▸ **YOUR GOAL**:
Copy out every item below word for word, in the same order and with nothing added or left out.

▸ **INFORMATION SUPPLIED**:
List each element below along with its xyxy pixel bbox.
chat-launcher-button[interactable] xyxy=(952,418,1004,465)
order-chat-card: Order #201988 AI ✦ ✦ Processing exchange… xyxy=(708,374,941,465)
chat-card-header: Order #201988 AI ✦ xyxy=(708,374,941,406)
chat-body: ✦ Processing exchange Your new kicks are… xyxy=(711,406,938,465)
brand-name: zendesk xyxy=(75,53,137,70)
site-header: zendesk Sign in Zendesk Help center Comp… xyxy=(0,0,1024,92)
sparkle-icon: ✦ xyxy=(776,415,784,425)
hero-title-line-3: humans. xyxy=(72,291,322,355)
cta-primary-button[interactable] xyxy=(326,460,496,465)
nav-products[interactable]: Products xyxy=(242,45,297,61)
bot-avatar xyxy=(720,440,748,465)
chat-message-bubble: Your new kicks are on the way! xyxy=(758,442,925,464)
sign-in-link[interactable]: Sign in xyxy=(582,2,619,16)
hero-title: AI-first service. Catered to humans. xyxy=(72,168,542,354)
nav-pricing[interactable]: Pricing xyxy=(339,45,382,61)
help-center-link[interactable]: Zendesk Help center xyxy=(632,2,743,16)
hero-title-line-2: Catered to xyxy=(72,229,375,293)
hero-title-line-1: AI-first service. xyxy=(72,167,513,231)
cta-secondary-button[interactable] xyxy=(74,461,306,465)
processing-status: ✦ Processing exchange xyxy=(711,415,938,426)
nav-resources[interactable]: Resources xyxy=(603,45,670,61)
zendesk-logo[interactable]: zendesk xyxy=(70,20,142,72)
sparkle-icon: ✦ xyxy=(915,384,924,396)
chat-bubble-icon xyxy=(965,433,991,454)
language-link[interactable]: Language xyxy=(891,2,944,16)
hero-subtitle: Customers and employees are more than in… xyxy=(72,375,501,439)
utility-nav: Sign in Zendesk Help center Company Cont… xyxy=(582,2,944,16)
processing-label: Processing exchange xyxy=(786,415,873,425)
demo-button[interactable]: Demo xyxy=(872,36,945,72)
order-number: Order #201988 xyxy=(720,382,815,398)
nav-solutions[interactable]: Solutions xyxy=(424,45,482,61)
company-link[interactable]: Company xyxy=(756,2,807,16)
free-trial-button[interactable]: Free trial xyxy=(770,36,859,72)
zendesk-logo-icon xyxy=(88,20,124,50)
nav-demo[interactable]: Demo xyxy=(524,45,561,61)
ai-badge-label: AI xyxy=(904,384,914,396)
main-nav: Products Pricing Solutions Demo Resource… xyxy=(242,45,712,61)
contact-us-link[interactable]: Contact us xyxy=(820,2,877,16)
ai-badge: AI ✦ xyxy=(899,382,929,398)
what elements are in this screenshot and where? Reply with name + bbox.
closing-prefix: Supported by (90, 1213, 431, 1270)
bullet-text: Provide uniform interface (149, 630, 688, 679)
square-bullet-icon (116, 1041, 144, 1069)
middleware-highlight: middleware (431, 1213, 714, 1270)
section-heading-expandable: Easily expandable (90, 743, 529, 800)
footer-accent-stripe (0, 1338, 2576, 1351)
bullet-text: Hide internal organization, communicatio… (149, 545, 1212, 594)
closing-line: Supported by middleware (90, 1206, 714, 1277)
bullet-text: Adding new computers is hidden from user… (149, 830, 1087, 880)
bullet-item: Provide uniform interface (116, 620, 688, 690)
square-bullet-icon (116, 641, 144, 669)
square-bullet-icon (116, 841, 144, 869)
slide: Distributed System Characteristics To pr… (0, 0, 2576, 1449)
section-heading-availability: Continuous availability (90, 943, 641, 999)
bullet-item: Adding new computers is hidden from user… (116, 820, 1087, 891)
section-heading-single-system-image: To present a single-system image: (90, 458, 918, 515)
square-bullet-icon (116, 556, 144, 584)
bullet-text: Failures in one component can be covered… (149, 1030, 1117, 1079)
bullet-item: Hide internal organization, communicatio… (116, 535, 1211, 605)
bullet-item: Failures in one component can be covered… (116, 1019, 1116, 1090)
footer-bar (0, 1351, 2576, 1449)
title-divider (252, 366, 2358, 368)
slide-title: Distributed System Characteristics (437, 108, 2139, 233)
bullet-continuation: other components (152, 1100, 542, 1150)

▸ **WRITTEN ANSWER**:
List each element below along with its xyxy pixel bbox.
chat-launcher-button[interactable] xyxy=(952,418,1004,465)
order-chat-card: Order #201988 AI ✦ ✦ Processing exchange… xyxy=(708,374,941,465)
chat-card-header: Order #201988 AI ✦ xyxy=(708,374,941,406)
chat-body: ✦ Processing exchange Your new kicks are… xyxy=(711,406,938,465)
brand-name: zendesk xyxy=(75,53,137,70)
site-header: zendesk Sign in Zendesk Help center Comp… xyxy=(0,0,1024,92)
sparkle-icon: ✦ xyxy=(776,415,784,425)
hero-title-line-3: humans. xyxy=(72,291,322,355)
cta-primary-button[interactable] xyxy=(326,460,496,465)
nav-products[interactable]: Products xyxy=(242,45,297,61)
bot-avatar xyxy=(720,440,748,465)
chat-message-bubble: Your new kicks are on the way! xyxy=(758,442,925,464)
sign-in-link[interactable]: Sign in xyxy=(582,2,619,16)
hero-title: AI-first service. Catered to humans. xyxy=(72,168,542,354)
nav-pricing[interactable]: Pricing xyxy=(339,45,382,61)
help-center-link[interactable]: Zendesk Help center xyxy=(632,2,743,16)
hero-title-line-2: Catered to xyxy=(72,229,375,293)
hero-title-line-1: AI-first service. xyxy=(72,167,513,231)
cta-secondary-button[interactable] xyxy=(74,461,306,465)
processing-status: ✦ Processing exchange xyxy=(711,415,938,426)
nav-resources[interactable]: Resources xyxy=(603,45,670,61)
zendesk-logo[interactable]: zendesk xyxy=(70,20,142,72)
sparkle-icon: ✦ xyxy=(915,384,924,396)
chat-bubble-icon xyxy=(965,433,991,454)
language-link[interactable]: Language xyxy=(891,2,944,16)
hero-subtitle: Customers and employees are more than in… xyxy=(72,375,501,439)
utility-nav: Sign in Zendesk Help center Company Cont… xyxy=(582,2,944,16)
processing-label: Processing exchange xyxy=(786,415,873,425)
demo-button[interactable]: Demo xyxy=(872,36,945,72)
order-number: Order #201988 xyxy=(720,382,815,398)
nav-solutions[interactable]: Solutions xyxy=(424,45,482,61)
company-link[interactable]: Company xyxy=(756,2,807,16)
free-trial-button[interactable]: Free trial xyxy=(770,36,859,72)
zendesk-logo-icon xyxy=(88,20,124,50)
nav-demo[interactable]: Demo xyxy=(524,45,561,61)
ai-badge-label: AI xyxy=(904,384,914,396)
main-nav: Products Pricing Solutions Demo Resource… xyxy=(242,45,712,61)
contact-us-link[interactable]: Contact us xyxy=(820,2,877,16)
ai-badge: AI ✦ xyxy=(899,382,929,398)
what elements are in this screenshot and where? Reply with name + bbox.
closing-prefix: Supported by (90, 1213, 431, 1270)
bullet-text: Provide uniform interface (149, 630, 688, 679)
square-bullet-icon (116, 1041, 144, 1069)
middleware-highlight: middleware (431, 1213, 714, 1270)
section-heading-expandable: Easily expandable (90, 743, 529, 800)
footer-accent-stripe (0, 1338, 2576, 1351)
bullet-text: Hide internal organization, communicatio… (149, 545, 1212, 594)
closing-line: Supported by middleware (90, 1206, 714, 1277)
bullet-text: Adding new computers is hidden from user… (149, 830, 1087, 880)
bullet-item: Provide uniform interface (116, 620, 688, 690)
square-bullet-icon (116, 641, 144, 669)
square-bullet-icon (116, 841, 144, 869)
slide: Distributed System Characteristics To pr… (0, 0, 2576, 1449)
section-heading-availability: Continuous availability (90, 943, 641, 999)
bullet-item: Adding new computers is hidden from user… (116, 820, 1087, 891)
section-heading-single-system-image: To present a single-system image: (90, 458, 918, 515)
square-bullet-icon (116, 556, 144, 584)
bullet-text: Failures in one component can be covered… (149, 1030, 1117, 1079)
bullet-item: Hide internal organization, communicatio… (116, 535, 1211, 605)
bullet-item: Failures in one component can be covered… (116, 1019, 1116, 1090)
footer-bar (0, 1351, 2576, 1449)
title-divider (252, 366, 2358, 368)
slide-title: Distributed System Characteristics (437, 108, 2139, 233)
bullet-continuation: other components (152, 1100, 542, 1150)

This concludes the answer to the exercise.